● RECORDS SUPPLIED
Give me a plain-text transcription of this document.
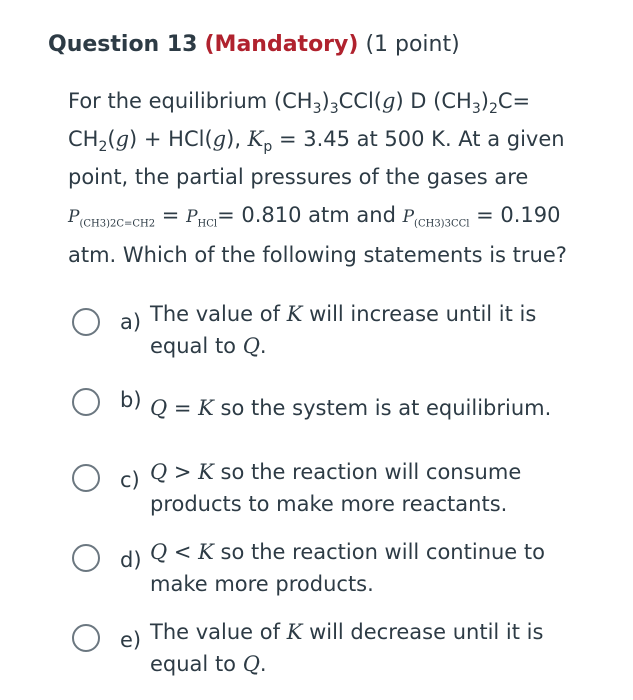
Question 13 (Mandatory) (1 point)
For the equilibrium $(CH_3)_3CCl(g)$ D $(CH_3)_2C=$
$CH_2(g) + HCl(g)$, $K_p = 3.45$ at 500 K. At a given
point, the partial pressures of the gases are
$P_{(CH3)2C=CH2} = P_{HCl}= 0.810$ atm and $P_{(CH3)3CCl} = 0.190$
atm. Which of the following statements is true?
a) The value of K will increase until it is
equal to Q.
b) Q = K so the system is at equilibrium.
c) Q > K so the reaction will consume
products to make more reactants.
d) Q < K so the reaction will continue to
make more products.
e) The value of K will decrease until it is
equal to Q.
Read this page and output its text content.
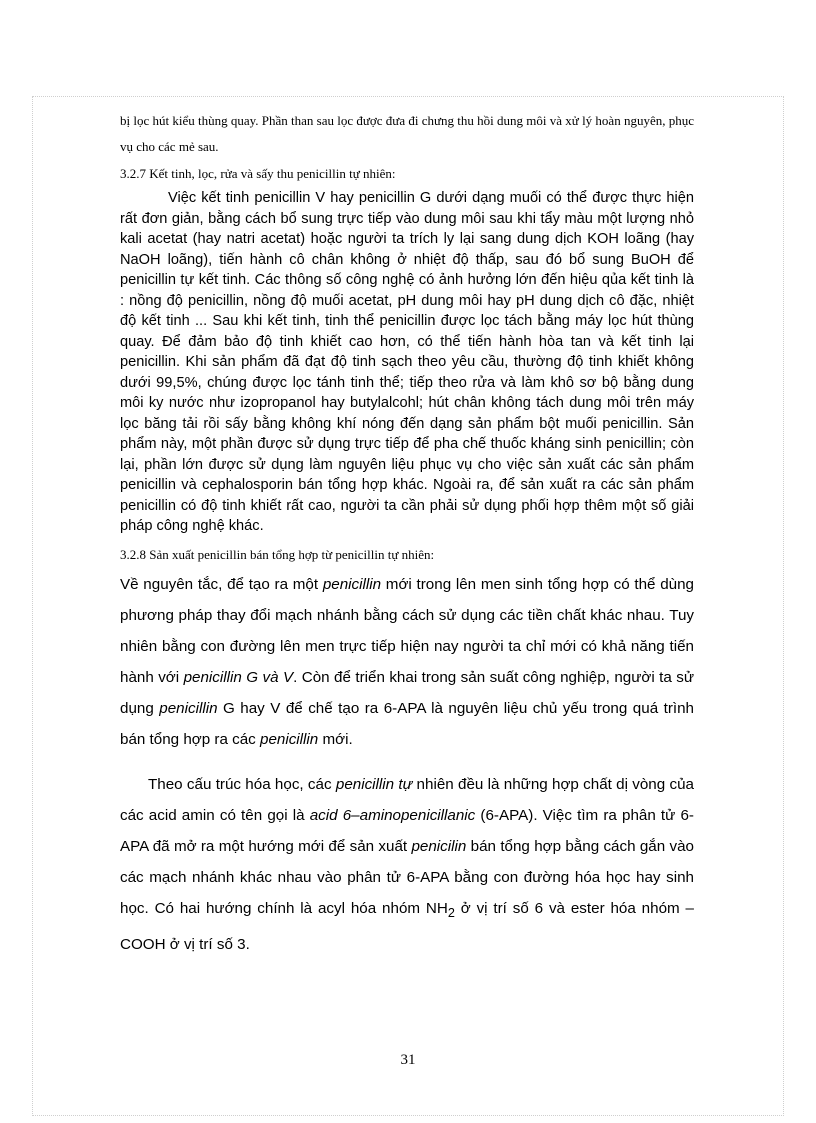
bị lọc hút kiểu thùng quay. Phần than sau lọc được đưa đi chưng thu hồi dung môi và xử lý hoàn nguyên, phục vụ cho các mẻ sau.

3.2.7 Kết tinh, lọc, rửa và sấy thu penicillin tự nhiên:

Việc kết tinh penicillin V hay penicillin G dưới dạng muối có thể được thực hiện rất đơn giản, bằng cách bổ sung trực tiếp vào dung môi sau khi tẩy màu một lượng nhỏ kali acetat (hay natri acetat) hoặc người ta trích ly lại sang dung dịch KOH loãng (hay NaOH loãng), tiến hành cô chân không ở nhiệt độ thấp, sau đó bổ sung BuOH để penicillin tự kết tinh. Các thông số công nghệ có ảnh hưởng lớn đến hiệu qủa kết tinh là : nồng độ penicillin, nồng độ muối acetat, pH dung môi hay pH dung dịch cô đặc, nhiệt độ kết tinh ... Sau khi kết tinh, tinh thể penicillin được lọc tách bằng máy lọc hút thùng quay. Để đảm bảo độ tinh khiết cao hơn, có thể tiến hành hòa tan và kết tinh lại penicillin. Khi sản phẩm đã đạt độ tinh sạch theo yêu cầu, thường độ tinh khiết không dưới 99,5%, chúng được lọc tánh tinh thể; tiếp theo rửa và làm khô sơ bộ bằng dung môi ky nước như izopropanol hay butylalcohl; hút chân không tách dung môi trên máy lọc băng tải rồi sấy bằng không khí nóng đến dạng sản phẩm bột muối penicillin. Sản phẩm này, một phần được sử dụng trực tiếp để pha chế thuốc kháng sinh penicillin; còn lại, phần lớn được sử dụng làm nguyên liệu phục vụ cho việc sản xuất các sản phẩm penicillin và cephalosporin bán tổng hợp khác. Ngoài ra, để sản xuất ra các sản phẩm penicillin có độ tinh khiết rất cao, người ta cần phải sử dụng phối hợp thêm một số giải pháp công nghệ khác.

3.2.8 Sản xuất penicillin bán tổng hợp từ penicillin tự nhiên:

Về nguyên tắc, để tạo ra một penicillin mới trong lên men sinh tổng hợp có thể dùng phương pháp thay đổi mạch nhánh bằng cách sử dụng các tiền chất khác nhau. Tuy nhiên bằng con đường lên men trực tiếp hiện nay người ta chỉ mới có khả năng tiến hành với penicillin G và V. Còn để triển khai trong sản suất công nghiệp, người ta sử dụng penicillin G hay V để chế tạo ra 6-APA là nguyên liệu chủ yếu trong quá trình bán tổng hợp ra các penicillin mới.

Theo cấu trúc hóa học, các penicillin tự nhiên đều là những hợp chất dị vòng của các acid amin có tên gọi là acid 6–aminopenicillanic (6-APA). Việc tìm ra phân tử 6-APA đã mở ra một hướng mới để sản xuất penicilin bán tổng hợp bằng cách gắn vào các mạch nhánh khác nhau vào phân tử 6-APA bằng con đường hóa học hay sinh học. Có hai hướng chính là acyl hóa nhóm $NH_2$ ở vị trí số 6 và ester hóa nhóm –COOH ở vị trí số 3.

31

● EXERCISE REQUIREMENTS
Scan the material above. Return every line containing the string "reaction".

● FINAL RESULT
c) Q > K so the reaction will consume
d) Q < K so the reaction will continue to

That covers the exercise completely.